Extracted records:
__________
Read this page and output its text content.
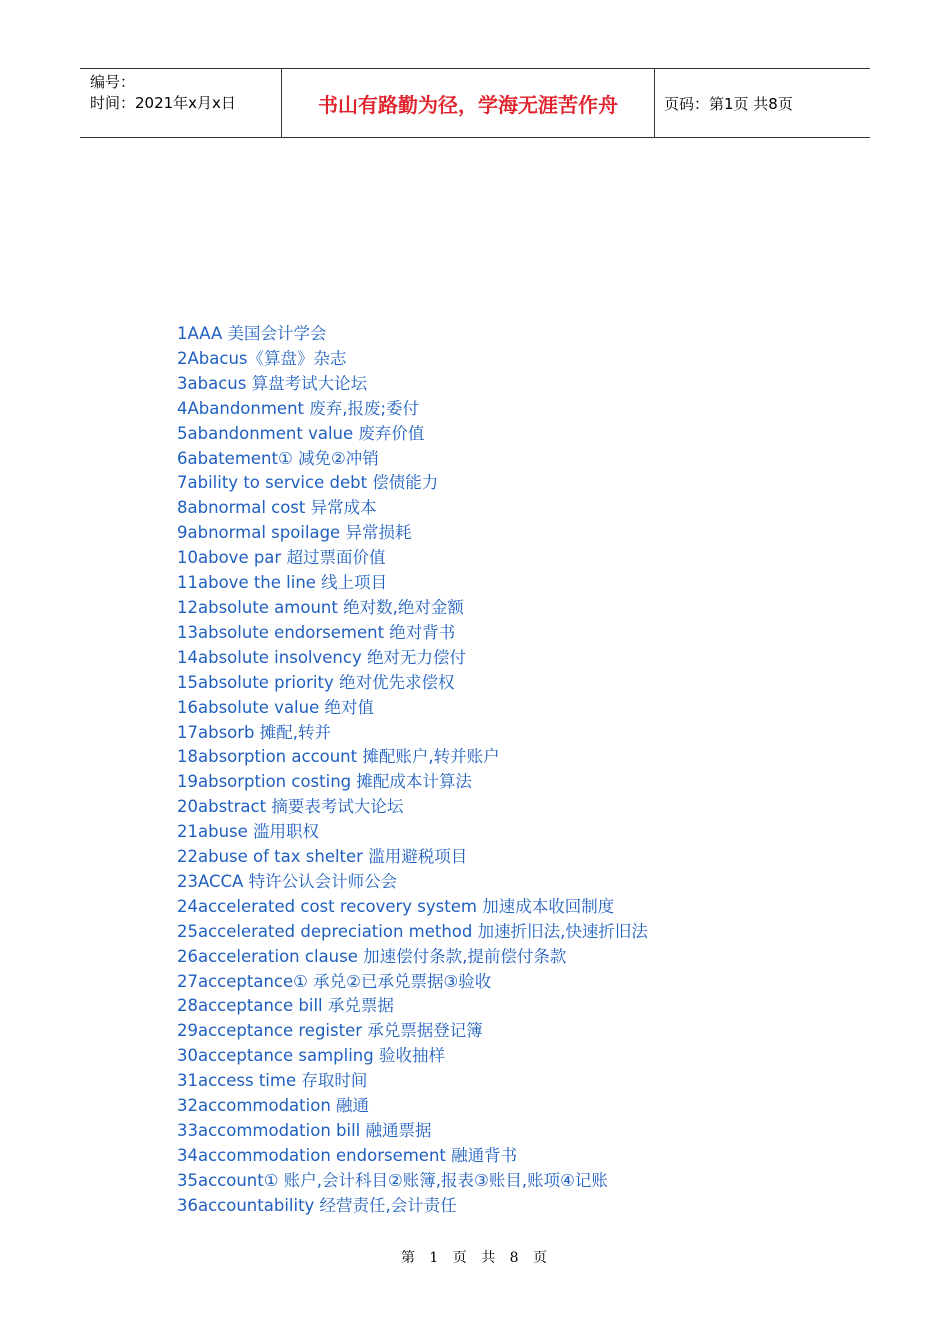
编号：
时间：2021年x月x日	书山有路勤为径，学海无涯苦作舟	页码：第1页 共8页
1AAA 美国会计学会
2Abacus《算盘》杂志
3abacus 算盘考试大论坛
4Abandonment 废弃,报废;委付
5abandonment value 废弃价值
6abatement① 减免②冲销
7ability to service debt 偿债能力
8abnormal cost 异常成本
9abnormal spoilage 异常损耗
10above par 超过票面价值
11above the line 线上项目
12absolute amount 绝对数,绝对金额
13absolute endorsement 绝对背书
14absolute insolvency 绝对无力偿付
15absolute priority 绝对优先求偿权
16absolute value 绝对值
17absorb 摊配,转并
18absorption account 摊配账户,转并账户
19absorption costing 摊配成本计算法
20abstract 摘要表考试大论坛
21abuse 滥用职权
22abuse of tax shelter 滥用避税项目
23ACCA 特许公认会计师公会
24accelerated cost recovery system 加速成本收回制度
25accelerated depreciation method 加速折旧法,快速折旧法
26acceleration clause 加速偿付条款,提前偿付条款
27acceptance① 承兑②已承兑票据③验收
28acceptance bill 承兑票据
29acceptance register 承兑票据登记簿
30acceptance sampling 验收抽样
31access time 存取时间
32accommodation 融通
33accommodation bill 融通票据
34accommodation endorsement 融通背书
35account① 账户,会计科目②账簿,报表③账目,账项④记账
36accountability 经营责任,会计责任
第 1 页 共 8 页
__________
Transcribe each line above verbatim, with the pictures left out.

▶ [The completed task]:
Read this page and output its text content.
编号：
时间：2021年x月x日	书山有路勤为径，学海无涯苦作舟	页码：第1页 共8页
1AAA 美国会计学会
2Abacus《算盘》杂志
3abacus 算盘考试大论坛
4Abandonment 废弃,报废;委付
5abandonment value 废弃价值
6abatement① 减免②冲销
7ability to service debt 偿债能力
8abnormal cost 异常成本
9abnormal spoilage 异常损耗
10above par 超过票面价值
11above the line 线上项目
12absolute amount 绝对数,绝对金额
13absolute endorsement 绝对背书
14absolute insolvency 绝对无力偿付
15absolute priority 绝对优先求偿权
16absolute value 绝对值
17absorb 摊配,转并
18absorption account 摊配账户,转并账户
19absorption costing 摊配成本计算法
20abstract 摘要表考试大论坛
21abuse 滥用职权
22abuse of tax shelter 滥用避税项目
23ACCA 特许公认会计师公会
24accelerated cost recovery system 加速成本收回制度
25accelerated depreciation method 加速折旧法,快速折旧法
26acceleration clause 加速偿付条款,提前偿付条款
27acceptance① 承兑②已承兑票据③验收
28acceptance bill 承兑票据
29acceptance register 承兑票据登记簿
30acceptance sampling 验收抽样
31access time 存取时间
32accommodation 融通
33accommodation bill 融通票据
34accommodation endorsement 融通背书
35account① 账户,会计科目②账簿,报表③账目,账项④记账
36accountability 经营责任,会计责任
第 1 页 共 8 页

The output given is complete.